■ TASK: Gather every line that includes the word "næring", please.

Entries from a dataset:
------

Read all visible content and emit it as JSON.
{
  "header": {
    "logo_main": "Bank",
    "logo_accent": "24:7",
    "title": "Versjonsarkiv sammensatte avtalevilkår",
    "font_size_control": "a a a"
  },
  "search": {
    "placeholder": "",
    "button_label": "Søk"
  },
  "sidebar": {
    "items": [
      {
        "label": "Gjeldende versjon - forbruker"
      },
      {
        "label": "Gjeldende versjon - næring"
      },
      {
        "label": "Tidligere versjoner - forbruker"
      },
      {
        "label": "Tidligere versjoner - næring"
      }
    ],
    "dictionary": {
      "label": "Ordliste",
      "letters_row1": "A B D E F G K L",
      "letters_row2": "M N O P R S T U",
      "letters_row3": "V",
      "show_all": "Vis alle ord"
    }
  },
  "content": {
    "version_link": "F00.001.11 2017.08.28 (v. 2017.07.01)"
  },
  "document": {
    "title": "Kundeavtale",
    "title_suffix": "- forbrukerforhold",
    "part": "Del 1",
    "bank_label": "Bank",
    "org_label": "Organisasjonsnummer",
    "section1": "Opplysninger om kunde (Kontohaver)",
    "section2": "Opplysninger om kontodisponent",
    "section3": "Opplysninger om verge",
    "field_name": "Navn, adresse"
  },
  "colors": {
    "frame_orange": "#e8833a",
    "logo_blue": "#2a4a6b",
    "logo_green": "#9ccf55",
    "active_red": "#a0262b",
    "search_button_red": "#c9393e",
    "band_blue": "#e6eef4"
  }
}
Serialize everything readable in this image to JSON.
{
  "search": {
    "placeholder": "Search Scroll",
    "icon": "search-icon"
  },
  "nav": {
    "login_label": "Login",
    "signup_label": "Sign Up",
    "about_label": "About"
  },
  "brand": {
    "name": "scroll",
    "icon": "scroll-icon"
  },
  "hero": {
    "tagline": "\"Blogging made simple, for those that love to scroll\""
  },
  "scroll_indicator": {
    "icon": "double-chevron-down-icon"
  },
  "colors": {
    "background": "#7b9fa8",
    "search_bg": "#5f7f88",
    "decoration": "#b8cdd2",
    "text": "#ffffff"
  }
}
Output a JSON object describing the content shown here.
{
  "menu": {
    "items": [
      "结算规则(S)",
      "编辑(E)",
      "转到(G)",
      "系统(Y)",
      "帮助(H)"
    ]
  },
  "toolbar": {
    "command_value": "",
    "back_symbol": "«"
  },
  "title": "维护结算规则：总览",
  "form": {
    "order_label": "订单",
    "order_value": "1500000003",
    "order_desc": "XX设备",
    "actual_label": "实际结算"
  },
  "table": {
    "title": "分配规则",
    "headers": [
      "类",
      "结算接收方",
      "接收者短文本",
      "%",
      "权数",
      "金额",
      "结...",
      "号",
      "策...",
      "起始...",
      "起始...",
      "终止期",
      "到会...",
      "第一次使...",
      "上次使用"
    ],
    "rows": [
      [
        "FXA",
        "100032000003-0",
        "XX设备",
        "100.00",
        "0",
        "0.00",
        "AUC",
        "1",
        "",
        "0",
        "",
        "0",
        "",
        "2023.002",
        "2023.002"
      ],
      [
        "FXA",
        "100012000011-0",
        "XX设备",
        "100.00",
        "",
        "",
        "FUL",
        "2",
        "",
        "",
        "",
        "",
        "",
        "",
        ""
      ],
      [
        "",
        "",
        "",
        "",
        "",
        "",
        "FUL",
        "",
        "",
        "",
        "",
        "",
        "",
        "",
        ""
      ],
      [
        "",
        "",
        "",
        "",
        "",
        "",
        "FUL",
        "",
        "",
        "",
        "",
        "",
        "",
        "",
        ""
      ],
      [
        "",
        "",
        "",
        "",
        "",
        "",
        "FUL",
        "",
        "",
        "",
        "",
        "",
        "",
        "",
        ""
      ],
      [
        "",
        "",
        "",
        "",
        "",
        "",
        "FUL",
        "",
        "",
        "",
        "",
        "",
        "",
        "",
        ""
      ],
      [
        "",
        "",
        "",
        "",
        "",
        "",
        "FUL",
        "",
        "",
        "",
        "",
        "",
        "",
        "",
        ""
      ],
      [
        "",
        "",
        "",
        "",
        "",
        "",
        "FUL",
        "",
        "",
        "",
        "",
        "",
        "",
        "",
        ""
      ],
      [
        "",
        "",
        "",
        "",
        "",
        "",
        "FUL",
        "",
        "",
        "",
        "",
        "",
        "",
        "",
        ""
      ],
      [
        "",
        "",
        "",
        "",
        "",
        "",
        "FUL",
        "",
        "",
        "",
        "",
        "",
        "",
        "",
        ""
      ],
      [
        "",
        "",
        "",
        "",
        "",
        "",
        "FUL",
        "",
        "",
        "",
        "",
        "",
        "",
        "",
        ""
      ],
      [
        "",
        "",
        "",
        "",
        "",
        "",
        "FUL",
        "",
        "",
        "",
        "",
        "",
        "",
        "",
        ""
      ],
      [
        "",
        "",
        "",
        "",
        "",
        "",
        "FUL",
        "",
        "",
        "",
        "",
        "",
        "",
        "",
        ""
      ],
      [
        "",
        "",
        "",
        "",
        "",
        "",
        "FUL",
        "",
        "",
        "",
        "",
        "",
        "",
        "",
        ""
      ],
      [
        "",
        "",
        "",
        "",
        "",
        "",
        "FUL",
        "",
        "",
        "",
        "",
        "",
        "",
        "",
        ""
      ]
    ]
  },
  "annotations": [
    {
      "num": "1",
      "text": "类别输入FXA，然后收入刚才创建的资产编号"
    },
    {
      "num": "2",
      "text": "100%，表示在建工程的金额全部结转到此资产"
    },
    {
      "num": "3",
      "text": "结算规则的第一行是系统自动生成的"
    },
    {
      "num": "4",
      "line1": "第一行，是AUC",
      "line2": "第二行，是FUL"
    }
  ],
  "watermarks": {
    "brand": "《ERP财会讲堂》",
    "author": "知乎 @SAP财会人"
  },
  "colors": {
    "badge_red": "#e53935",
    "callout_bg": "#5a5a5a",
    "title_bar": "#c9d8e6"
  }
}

------

■ RESULT OF THE TASK:
        "label": "Gjeldende versjon - næring"
        "label": "Tidligere versjoner - næring"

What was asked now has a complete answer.